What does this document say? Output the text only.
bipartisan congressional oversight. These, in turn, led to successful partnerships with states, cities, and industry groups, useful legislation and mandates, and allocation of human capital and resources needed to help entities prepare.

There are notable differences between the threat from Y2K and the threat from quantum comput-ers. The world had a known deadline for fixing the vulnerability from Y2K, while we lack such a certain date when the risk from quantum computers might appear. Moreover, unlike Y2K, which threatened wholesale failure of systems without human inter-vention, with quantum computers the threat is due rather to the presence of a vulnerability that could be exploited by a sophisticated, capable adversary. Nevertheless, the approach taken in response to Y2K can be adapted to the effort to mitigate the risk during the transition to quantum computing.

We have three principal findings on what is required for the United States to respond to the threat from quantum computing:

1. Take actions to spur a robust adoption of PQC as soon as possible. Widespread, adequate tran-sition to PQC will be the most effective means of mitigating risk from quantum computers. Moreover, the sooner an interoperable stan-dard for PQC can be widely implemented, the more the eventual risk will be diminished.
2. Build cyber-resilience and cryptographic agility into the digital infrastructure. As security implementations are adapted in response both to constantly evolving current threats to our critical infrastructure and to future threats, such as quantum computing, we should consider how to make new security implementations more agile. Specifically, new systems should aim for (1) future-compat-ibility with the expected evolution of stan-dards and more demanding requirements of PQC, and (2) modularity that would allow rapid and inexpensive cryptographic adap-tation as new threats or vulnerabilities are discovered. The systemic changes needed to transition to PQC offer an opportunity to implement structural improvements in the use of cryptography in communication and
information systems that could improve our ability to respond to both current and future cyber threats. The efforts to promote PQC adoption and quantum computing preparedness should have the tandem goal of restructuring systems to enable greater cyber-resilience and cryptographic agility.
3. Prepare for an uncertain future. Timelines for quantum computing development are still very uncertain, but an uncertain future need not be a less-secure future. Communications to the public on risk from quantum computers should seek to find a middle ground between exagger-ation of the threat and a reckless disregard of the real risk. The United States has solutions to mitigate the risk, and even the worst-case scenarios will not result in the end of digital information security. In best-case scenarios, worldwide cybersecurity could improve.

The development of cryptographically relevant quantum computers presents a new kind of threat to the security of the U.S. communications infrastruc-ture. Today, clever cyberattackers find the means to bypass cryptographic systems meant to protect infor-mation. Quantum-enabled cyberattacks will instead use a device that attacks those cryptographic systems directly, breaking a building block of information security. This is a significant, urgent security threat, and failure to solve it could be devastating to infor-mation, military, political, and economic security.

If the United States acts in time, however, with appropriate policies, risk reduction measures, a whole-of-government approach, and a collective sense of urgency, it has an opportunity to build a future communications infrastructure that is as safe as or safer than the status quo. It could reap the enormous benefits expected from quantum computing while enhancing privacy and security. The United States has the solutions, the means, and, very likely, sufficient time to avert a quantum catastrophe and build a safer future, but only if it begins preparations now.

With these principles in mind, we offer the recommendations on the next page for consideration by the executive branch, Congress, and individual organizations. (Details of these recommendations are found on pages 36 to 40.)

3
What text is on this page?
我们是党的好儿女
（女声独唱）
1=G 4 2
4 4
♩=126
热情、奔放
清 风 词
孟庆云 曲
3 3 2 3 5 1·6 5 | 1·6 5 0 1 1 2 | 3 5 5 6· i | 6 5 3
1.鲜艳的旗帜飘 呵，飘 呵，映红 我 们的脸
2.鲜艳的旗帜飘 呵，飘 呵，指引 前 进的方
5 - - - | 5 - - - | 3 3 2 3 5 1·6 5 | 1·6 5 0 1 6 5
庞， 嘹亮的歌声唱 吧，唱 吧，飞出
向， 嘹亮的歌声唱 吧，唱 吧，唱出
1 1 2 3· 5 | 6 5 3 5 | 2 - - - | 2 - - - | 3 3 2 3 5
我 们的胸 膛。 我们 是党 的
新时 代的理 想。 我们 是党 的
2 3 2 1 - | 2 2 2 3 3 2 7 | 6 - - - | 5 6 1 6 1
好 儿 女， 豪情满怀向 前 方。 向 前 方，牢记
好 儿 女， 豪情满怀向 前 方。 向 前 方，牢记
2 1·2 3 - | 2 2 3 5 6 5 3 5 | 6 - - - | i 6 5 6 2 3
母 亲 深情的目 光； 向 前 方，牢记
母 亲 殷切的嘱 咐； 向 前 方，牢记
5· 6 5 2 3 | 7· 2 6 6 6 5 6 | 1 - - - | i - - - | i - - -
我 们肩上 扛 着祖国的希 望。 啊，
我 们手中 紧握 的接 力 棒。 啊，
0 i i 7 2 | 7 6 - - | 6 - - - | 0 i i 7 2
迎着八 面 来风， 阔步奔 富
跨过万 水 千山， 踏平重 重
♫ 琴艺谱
****************
*What is asked:* Quote every entry exactly.

*Expected output:*
What does this document say? Output the text only.
bipartisan congressional oversight. These, in turn, led to successful partnerships with states, cities, and industry groups, useful legislation and mandates, and allocation of human capital and resources needed to help entities prepare.

There are notable differences between the threat from Y2K and the threat from quantum comput-ers. The world had a known deadline for fixing the vulnerability from Y2K, while we lack such a certain date when the risk from quantum computers might appear. Moreover, unlike Y2K, which threatened wholesale failure of systems without human inter-vention, with quantum computers the threat is due rather to the presence of a vulnerability that could be exploited by a sophisticated, capable adversary. Nevertheless, the approach taken in response to Y2K can be adapted to the effort to mitigate the risk during the transition to quantum computing.

We have three principal findings on what is required for the United States to respond to the threat from quantum computing:

1. Take actions to spur a robust adoption of PQC as soon as possible. Widespread, adequate tran-sition to PQC will be the most effective means of mitigating risk from quantum computers. Moreover, the sooner an interoperable stan-dard for PQC can be widely implemented, the more the eventual risk will be diminished.
2. Build cyber-resilience and cryptographic agility into the digital infrastructure. As security implementations are adapted in response both to constantly evolving current threats to our critical infrastructure and to future threats, such as quantum computing, we should consider how to make new security implementations more agile. Specifically, new systems should aim for (1) future-compat-ibility with the expected evolution of stan-dards and more demanding requirements of PQC, and (2) modularity that would allow rapid and inexpensive cryptographic adap-tation as new threats or vulnerabilities are discovered. The systemic changes needed to transition to PQC offer an opportunity to implement structural improvements in the use of cryptography in communication and
information systems that could improve our ability to respond to both current and future cyber threats. The efforts to promote PQC adoption and quantum computing preparedness should have the tandem goal of restructuring systems to enable greater cyber-resilience and cryptographic agility.
3. Prepare for an uncertain future. Timelines for quantum computing development are still very uncertain, but an uncertain future need not be a less-secure future. Communications to the public on risk from quantum computers should seek to find a middle ground between exagger-ation of the threat and a reckless disregard of the real risk. The United States has solutions to mitigate the risk, and even the worst-case scenarios will not result in the end of digital information security. In best-case scenarios, worldwide cybersecurity could improve.

The development of cryptographically relevant quantum computers presents a new kind of threat to the security of the U.S. communications infrastruc-ture. Today, clever cyberattackers find the means to bypass cryptographic systems meant to protect infor-mation. Quantum-enabled cyberattacks will instead use a device that attacks those cryptographic systems directly, breaking a building block of information security. This is a significant, urgent security threat, and failure to solve it could be devastating to infor-mation, military, political, and economic security.

If the United States acts in time, however, with appropriate policies, risk reduction measures, a whole-of-government approach, and a collective sense of urgency, it has an opportunity to build a future communications infrastructure that is as safe as or safer than the status quo. It could reap the enormous benefits expected from quantum computing while enhancing privacy and security. The United States has the solutions, the means, and, very likely, sufficient time to avert a quantum catastrophe and build a safer future, but only if it begins preparations now.

With these principles in mind, we offer the recommendations on the next page for consideration by the executive branch, Congress, and individual organizations. (Details of these recommendations are found on pages 36 to 40.)

3
What text is on this page?
我们是党的好儿女
（女声独唱）
1=G 4 2
4 4
♩=126
热情、奔放
清 风 词
孟庆云 曲
3 3 2 3 5 1·6 5 | 1·6 5 0 1 1 2 | 3 5 5 6· i | 6 5 3
1.鲜艳的旗帜飘 呵，飘 呵，映红 我 们的脸
2.鲜艳的旗帜飘 呵，飘 呵，指引 前 进的方
5 - - - | 5 - - - | 3 3 2 3 5 1·6 5 | 1·6 5 0 1 6 5
庞， 嘹亮的歌声唱 吧，唱 吧，飞出
向， 嘹亮的歌声唱 吧，唱 吧，唱出
1 1 2 3· 5 | 6 5 3 5 | 2 - - - | 2 - - - | 3 3 2 3 5
我 们的胸 膛。 我们 是党 的
新时 代的理 想。 我们 是党 的
2 3 2 1 - | 2 2 2 3 3 2 7 | 6 - - - | 5 6 1 6 1
好 儿 女， 豪情满怀向 前 方。 向 前 方，牢记
好 儿 女， 豪情满怀向 前 方。 向 前 方，牢记
2 1·2 3 - | 2 2 3 5 6 5 3 5 | 6 - - - | i 6 5 6 2 3
母 亲 深情的目 光； 向 前 方，牢记
母 亲 殷切的嘱 咐； 向 前 方，牢记
5· 6 5 2 3 | 7· 2 6 6 6 5 6 | 1 - - - | i - - - | i - - -
我 们肩上 扛 着祖国的希 望。 啊，
我 们手中 紧握 的接 力 棒。 啊，
0 i i 7 2 | 7 6 - - | 6 - - - | 0 i i 7 2
迎着八 面 来风， 阔步奔 富
跨过万 水 千山， 踏平重 重
♫ 琴艺谱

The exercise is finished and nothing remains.